[Collected data]
★ ★ ★ ★ ★
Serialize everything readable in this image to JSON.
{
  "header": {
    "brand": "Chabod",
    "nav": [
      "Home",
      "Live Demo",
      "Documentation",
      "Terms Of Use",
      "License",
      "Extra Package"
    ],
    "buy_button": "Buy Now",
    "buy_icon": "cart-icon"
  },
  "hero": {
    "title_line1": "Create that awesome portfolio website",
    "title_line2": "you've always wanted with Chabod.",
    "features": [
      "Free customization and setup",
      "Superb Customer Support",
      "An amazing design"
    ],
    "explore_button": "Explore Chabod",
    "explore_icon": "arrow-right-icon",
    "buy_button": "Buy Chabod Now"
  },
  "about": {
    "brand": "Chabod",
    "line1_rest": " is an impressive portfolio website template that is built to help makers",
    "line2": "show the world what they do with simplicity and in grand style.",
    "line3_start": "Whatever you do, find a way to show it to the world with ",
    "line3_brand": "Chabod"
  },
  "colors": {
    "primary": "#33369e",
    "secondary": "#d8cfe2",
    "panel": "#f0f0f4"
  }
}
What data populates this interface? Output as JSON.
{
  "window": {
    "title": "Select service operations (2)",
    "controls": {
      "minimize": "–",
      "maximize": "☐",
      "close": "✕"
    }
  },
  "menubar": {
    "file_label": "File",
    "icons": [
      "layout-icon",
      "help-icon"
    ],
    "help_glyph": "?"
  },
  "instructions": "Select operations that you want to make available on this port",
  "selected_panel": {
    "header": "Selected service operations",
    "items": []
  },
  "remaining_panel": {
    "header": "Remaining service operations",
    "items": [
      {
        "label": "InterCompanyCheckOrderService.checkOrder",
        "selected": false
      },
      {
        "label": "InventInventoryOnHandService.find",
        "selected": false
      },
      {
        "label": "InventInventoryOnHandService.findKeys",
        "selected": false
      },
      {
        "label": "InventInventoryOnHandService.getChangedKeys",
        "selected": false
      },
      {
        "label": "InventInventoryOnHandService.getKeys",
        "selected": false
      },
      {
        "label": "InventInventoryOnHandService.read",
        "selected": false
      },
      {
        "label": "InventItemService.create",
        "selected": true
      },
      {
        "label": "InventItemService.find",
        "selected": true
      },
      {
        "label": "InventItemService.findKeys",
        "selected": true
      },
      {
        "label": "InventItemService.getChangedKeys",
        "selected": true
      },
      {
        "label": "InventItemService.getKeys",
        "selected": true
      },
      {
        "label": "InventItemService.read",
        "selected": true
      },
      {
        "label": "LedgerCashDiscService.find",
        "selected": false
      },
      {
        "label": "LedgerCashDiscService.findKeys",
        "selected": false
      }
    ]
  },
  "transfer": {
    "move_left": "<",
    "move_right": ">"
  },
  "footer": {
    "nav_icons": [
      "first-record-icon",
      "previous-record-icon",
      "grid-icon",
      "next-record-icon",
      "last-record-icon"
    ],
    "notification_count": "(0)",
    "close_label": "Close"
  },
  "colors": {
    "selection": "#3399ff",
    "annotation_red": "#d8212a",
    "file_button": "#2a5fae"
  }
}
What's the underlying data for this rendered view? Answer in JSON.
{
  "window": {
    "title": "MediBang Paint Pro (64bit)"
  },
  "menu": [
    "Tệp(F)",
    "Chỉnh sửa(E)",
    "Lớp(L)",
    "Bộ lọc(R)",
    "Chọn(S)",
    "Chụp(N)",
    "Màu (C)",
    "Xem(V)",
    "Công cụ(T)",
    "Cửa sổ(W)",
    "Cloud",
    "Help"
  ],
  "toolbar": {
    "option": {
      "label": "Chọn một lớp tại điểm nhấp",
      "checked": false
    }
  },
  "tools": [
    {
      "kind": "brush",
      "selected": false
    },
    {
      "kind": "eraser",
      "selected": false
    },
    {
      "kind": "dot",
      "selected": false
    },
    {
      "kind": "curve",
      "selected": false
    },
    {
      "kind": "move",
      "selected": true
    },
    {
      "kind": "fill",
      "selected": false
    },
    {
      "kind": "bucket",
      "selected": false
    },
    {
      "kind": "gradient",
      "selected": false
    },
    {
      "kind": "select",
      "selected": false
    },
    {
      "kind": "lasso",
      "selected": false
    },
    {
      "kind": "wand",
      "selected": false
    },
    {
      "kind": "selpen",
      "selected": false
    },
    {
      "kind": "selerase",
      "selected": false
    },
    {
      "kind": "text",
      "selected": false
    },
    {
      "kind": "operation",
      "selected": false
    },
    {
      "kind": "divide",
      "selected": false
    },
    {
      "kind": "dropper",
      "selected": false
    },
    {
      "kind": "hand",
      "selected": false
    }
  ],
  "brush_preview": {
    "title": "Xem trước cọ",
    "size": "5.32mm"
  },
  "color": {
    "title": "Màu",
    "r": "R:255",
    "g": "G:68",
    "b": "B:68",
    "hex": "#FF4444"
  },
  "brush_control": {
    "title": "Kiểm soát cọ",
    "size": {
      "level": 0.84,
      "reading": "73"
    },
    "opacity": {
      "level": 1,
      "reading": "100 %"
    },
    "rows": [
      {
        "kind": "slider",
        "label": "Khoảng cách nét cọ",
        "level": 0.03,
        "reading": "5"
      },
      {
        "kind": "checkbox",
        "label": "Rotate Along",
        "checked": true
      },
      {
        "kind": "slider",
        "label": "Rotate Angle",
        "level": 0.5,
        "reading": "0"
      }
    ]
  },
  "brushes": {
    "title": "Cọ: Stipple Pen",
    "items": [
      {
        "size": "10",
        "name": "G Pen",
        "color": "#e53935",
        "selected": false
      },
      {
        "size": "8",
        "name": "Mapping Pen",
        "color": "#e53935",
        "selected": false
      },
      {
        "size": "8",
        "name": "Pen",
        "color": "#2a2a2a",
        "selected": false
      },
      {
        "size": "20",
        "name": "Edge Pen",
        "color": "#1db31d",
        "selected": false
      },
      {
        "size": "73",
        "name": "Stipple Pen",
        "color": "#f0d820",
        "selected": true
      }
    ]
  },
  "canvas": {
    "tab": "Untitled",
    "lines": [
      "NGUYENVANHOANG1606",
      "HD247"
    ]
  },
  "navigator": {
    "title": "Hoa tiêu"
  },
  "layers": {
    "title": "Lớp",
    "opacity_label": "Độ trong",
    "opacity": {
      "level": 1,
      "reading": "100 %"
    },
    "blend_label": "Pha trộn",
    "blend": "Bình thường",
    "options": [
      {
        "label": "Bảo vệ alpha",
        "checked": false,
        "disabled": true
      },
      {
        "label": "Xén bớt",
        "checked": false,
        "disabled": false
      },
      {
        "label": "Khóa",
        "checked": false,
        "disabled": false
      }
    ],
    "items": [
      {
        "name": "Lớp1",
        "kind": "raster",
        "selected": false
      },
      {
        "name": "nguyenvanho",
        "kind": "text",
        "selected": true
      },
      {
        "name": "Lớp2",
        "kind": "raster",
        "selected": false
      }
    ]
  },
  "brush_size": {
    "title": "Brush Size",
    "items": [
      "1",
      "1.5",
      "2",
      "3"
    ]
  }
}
★ ★ ★ ★ ★
[STATED EXERCISE] Set down each entry again, unchanged.

[SOLUTION]
Serialize everything readable in this image to JSON.
{
  "header": {
    "brand": "Chabod",
    "nav": [
      "Home",
      "Live Demo",
      "Documentation",
      "Terms Of Use",
      "License",
      "Extra Package"
    ],
    "buy_button": "Buy Now",
    "buy_icon": "cart-icon"
  },
  "hero": {
    "title_line1": "Create that awesome portfolio website",
    "title_line2": "you've always wanted with Chabod.",
    "features": [
      "Free customization and setup",
      "Superb Customer Support",
      "An amazing design"
    ],
    "explore_button": "Explore Chabod",
    "explore_icon": "arrow-right-icon",
    "buy_button": "Buy Chabod Now"
  },
  "about": {
    "brand": "Chabod",
    "line1_rest": " is an impressive portfolio website template that is built to help makers",
    "line2": "show the world what they do with simplicity and in grand style.",
    "line3_start": "Whatever you do, find a way to show it to the world with ",
    "line3_brand": "Chabod"
  },
  "colors": {
    "primary": "#33369e",
    "secondary": "#d8cfe2",
    "panel": "#f0f0f4"
  }
}
What data populates this interface? Output as JSON.
{
  "window": {
    "title": "Select service operations (2)",
    "controls": {
      "minimize": "–",
      "maximize": "☐",
      "close": "✕"
    }
  },
  "menubar": {
    "file_label": "File",
    "icons": [
      "layout-icon",
      "help-icon"
    ],
    "help_glyph": "?"
  },
  "instructions": "Select operations that you want to make available on this port",
  "selected_panel": {
    "header": "Selected service operations",
    "items": []
  },
  "remaining_panel": {
    "header": "Remaining service operations",
    "items": [
      {
        "label": "InterCompanyCheckOrderService.checkOrder",
        "selected": false
      },
      {
        "label": "InventInventoryOnHandService.find",
        "selected": false
      },
      {
        "label": "InventInventoryOnHandService.findKeys",
        "selected": false
      },
      {
        "label": "InventInventoryOnHandService.getChangedKeys",
        "selected": false
      },
      {
        "label": "InventInventoryOnHandService.getKeys",
        "selected": false
      },
      {
        "label": "InventInventoryOnHandService.read",
        "selected": false
      },
      {
        "label": "InventItemService.create",
        "selected": true
      },
      {
        "label": "InventItemService.find",
        "selected": true
      },
      {
        "label": "InventItemService.findKeys",
        "selected": true
      },
      {
        "label": "InventItemService.getChangedKeys",
        "selected": true
      },
      {
        "label": "InventItemService.getKeys",
        "selected": true
      },
      {
        "label": "InventItemService.read",
        "selected": true
      },
      {
        "label": "LedgerCashDiscService.find",
        "selected": false
      },
      {
        "label": "LedgerCashDiscService.findKeys",
        "selected": false
      }
    ]
  },
  "transfer": {
    "move_left": "<",
    "move_right": ">"
  },
  "footer": {
    "nav_icons": [
      "first-record-icon",
      "previous-record-icon",
      "grid-icon",
      "next-record-icon",
      "last-record-icon"
    ],
    "notification_count": "(0)",
    "close_label": "Close"
  },
  "colors": {
    "selection": "#3399ff",
    "annotation_red": "#d8212a",
    "file_button": "#2a5fae"
  }
}
What's the underlying data for this rendered view? Answer in JSON.
{
  "window": {
    "title": "MediBang Paint Pro (64bit)"
  },
  "menu": [
    "Tệp(F)",
    "Chỉnh sửa(E)",
    "Lớp(L)",
    "Bộ lọc(R)",
    "Chọn(S)",
    "Chụp(N)",
    "Màu (C)",
    "Xem(V)",
    "Công cụ(T)",
    "Cửa sổ(W)",
    "Cloud",
    "Help"
  ],
  "toolbar": {
    "option": {
      "label": "Chọn một lớp tại điểm nhấp",
      "checked": false
    }
  },
  "tools": [
    {
      "kind": "brush",
      "selected": false
    },
    {
      "kind": "eraser",
      "selected": false
    },
    {
      "kind": "dot",
      "selected": false
    },
    {
      "kind": "curve",
      "selected": false
    },
    {
      "kind": "move",
      "selected": true
    },
    {
      "kind": "fill",
      "selected": false
    },
    {
      "kind": "bucket",
      "selected": false
    },
    {
      "kind": "gradient",
      "selected": false
    },
    {
      "kind": "select",
      "selected": false
    },
    {
      "kind": "lasso",
      "selected": false
    },
    {
      "kind": "wand",
      "selected": false
    },
    {
      "kind": "selpen",
      "selected": false
    },
    {
      "kind": "selerase",
      "selected": false
    },
    {
      "kind": "text",
      "selected": false
    },
    {
      "kind": "operation",
      "selected": false
    },
    {
      "kind": "divide",
      "selected": false
    },
    {
      "kind": "dropper",
      "selected": false
    },
    {
      "kind": "hand",
      "selected": false
    }
  ],
  "brush_preview": {
    "title": "Xem trước cọ",
    "size": "5.32mm"
  },
  "color": {
    "title": "Màu",
    "r": "R:255",
    "g": "G:68",
    "b": "B:68",
    "hex": "#FF4444"
  },
  "brush_control": {
    "title": "Kiểm soát cọ",
    "size": {
      "level": 0.84,
      "reading": "73"
    },
    "opacity": {
      "level": 1,
      "reading": "100 %"
    },
    "rows": [
      {
        "kind": "slider",
        "label": "Khoảng cách nét cọ",
        "level": 0.03,
        "reading": "5"
      },
      {
        "kind": "checkbox",
        "label": "Rotate Along",
        "checked": true
      },
      {
        "kind": "slider",
        "label": "Rotate Angle",
        "level": 0.5,
        "reading": "0"
      }
    ]
  },
  "brushes": {
    "title": "Cọ: Stipple Pen",
    "items": [
      {
        "size": "10",
        "name": "G Pen",
        "color": "#e53935",
        "selected": false
      },
      {
        "size": "8",
        "name": "Mapping Pen",
        "color": "#e53935",
        "selected": false
      },
      {
        "size": "8",
        "name": "Pen",
        "color": "#2a2a2a",
        "selected": false
      },
      {
        "size": "20",
        "name": "Edge Pen",
        "color": "#1db31d",
        "selected": false
      },
      {
        "size": "73",
        "name": "Stipple Pen",
        "color": "#f0d820",
        "selected": true
      }
    ]
  },
  "canvas": {
    "tab": "Untitled",
    "lines": [
      "NGUYENVANHOANG1606",
      "HD247"
    ]
  },
  "navigator": {
    "title": "Hoa tiêu"
  },
  "layers": {
    "title": "Lớp",
    "opacity_label": "Độ trong",
    "opacity": {
      "level": 1,
      "reading": "100 %"
    },
    "blend_label": "Pha trộn",
    "blend": "Bình thường",
    "options": [
      {
        "label": "Bảo vệ alpha",
        "checked": false,
        "disabled": true
      },
      {
        "label": "Xén bớt",
        "checked": false,
        "disabled": false
      },
      {
        "label": "Khóa",
        "checked": false,
        "disabled": false
      }
    ],
    "items": [
      {
        "name": "Lớp1",
        "kind": "raster",
        "selected": false
      },
      {
        "name": "nguyenvanho",
        "kind": "text",
        "selected": true
      },
      {
        "name": "Lớp2",
        "kind": "raster",
        "selected": false
      }
    ]
  },
  "brush_size": {
    "title": "Brush Size",
    "items": [
      "1",
      "1.5",
      "2",
      "3"
    ]
  }
}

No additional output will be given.